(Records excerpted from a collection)

━━━━━━━━━━━━━━━━━━━━

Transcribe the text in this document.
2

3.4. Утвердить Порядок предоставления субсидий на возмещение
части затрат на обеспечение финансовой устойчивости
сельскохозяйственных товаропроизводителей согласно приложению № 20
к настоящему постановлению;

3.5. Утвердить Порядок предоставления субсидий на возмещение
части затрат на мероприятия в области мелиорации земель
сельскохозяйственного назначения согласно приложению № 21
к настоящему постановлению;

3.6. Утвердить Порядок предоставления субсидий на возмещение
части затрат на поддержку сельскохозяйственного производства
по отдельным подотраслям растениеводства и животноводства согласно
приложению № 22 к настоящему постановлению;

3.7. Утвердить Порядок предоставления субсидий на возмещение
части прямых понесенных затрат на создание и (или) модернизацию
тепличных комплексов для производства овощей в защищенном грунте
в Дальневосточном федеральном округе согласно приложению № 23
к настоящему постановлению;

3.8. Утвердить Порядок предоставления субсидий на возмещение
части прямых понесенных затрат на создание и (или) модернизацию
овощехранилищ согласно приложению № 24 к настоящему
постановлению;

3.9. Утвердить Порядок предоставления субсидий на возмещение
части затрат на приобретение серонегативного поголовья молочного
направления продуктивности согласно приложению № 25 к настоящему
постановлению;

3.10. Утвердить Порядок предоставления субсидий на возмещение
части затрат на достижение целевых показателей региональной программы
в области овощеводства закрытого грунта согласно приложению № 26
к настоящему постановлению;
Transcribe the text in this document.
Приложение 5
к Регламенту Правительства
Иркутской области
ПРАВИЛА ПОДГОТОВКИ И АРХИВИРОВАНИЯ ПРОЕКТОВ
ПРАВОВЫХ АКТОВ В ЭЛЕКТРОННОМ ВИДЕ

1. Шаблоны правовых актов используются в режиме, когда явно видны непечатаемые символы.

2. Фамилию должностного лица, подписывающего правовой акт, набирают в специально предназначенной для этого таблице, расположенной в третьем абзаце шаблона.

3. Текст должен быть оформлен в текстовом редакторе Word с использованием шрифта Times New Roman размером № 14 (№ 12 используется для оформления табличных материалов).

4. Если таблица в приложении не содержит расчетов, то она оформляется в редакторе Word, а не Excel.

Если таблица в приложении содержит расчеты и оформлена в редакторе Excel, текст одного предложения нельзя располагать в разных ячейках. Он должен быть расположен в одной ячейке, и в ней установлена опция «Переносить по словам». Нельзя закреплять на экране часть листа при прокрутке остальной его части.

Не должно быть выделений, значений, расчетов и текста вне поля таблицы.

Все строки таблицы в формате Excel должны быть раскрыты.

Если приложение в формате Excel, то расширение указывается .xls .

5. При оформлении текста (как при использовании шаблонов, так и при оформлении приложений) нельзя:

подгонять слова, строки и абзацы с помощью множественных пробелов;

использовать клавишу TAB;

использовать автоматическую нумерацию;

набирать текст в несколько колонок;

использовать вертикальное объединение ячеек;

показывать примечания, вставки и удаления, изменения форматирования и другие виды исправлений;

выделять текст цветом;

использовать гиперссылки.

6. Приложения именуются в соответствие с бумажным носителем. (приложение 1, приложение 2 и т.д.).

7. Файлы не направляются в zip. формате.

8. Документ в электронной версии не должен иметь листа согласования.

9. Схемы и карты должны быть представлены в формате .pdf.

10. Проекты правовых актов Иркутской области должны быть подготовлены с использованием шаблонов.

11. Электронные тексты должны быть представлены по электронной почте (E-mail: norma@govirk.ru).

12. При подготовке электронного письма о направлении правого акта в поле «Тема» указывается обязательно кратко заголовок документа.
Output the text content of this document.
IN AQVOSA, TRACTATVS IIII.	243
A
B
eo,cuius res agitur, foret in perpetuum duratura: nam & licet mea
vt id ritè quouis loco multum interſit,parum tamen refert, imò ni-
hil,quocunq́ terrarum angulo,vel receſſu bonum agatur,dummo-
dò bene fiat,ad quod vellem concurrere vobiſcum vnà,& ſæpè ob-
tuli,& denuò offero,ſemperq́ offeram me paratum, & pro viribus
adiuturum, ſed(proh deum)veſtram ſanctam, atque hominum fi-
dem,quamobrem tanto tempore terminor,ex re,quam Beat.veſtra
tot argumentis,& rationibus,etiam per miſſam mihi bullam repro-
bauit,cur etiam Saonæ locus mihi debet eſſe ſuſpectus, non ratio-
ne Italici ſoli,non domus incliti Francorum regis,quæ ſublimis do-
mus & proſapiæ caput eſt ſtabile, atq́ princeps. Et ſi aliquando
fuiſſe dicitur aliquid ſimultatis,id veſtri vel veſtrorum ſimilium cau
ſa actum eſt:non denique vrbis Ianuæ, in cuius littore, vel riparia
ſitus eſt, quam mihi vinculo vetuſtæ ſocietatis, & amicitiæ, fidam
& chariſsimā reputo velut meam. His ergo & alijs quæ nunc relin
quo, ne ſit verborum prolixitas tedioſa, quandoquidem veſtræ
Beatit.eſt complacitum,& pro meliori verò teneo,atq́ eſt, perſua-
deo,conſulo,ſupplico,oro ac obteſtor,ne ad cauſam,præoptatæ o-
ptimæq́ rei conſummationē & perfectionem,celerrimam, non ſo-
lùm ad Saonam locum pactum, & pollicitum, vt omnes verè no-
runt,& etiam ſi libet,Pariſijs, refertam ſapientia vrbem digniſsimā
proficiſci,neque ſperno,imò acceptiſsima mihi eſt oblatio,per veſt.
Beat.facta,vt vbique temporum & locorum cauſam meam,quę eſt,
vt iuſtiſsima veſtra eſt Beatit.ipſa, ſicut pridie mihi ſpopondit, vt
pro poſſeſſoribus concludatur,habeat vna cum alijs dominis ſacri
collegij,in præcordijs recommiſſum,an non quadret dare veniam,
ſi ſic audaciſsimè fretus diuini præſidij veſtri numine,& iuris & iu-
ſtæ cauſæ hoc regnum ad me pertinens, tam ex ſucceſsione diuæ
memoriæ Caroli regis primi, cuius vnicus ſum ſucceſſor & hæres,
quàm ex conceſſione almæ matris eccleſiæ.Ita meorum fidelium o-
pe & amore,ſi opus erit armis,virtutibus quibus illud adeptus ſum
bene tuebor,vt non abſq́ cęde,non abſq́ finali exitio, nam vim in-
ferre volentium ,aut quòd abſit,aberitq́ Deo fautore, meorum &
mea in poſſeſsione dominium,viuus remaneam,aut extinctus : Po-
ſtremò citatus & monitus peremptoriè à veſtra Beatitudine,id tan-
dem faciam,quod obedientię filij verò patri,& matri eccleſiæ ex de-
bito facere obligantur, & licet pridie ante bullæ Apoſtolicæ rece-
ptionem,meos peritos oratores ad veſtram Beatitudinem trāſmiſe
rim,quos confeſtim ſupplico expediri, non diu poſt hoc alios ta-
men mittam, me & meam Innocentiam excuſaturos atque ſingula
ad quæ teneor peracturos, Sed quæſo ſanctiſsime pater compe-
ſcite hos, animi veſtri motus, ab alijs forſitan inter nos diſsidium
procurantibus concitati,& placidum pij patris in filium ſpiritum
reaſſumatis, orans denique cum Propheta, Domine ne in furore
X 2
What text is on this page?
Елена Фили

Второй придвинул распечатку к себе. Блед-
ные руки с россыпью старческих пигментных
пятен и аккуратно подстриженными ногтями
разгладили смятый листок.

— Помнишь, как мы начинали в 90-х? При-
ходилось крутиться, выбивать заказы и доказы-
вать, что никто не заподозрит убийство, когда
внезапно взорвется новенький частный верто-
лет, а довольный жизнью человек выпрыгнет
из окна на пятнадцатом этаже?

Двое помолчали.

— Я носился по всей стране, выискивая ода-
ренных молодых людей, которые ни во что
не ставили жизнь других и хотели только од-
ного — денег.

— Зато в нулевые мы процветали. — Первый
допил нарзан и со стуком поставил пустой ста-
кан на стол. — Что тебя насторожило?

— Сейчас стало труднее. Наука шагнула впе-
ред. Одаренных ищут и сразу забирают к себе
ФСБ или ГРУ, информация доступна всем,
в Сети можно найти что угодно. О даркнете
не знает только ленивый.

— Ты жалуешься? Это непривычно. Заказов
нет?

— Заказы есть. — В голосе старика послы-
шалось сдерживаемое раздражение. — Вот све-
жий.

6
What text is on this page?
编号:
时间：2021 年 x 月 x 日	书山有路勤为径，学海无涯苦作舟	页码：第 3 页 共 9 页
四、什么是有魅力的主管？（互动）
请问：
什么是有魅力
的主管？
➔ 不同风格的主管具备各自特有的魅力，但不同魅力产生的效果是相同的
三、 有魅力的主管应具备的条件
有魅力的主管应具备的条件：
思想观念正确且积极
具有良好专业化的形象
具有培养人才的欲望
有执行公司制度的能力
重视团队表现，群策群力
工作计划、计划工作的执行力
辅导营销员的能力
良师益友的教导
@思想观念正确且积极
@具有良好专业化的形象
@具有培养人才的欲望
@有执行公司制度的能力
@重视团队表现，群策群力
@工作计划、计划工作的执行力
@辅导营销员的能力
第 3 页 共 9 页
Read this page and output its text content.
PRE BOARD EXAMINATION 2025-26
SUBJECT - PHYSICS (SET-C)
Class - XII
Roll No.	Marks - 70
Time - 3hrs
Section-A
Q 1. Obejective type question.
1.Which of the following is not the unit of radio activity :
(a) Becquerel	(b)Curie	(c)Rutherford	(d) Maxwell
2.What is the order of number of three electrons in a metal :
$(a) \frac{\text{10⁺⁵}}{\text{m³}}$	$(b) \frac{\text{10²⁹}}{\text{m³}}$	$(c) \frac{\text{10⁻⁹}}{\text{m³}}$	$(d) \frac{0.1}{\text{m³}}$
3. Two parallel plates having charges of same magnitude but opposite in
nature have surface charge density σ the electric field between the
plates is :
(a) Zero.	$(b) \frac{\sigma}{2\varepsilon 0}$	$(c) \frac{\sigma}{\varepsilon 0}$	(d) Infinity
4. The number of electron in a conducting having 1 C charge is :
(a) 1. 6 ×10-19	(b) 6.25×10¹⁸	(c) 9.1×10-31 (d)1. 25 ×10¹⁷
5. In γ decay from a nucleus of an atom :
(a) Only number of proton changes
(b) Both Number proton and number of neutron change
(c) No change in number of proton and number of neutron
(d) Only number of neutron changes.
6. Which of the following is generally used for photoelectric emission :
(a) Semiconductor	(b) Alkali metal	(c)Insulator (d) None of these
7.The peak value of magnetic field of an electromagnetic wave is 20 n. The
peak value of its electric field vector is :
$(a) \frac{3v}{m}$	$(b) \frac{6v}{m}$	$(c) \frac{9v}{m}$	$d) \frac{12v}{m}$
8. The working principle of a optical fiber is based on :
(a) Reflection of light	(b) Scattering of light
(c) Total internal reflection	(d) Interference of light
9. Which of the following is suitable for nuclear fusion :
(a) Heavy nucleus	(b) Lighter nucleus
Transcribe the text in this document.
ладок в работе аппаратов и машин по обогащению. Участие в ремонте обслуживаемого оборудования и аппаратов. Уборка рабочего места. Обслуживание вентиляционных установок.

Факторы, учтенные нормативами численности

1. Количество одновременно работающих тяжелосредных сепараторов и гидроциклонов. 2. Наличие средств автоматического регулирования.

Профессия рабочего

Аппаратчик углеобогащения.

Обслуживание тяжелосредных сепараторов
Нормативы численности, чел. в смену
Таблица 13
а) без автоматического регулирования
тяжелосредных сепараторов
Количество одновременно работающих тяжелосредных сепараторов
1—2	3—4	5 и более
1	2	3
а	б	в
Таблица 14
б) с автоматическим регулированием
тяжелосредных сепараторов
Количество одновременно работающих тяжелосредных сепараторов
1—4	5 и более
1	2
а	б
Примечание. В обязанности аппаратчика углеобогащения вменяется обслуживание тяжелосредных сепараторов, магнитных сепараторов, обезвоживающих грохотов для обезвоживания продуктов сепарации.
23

━━━━━━━━━━━━━━━━━━━━

Of the lines above, how many include the word "себе"? Reply with the number alone.

Task response.
2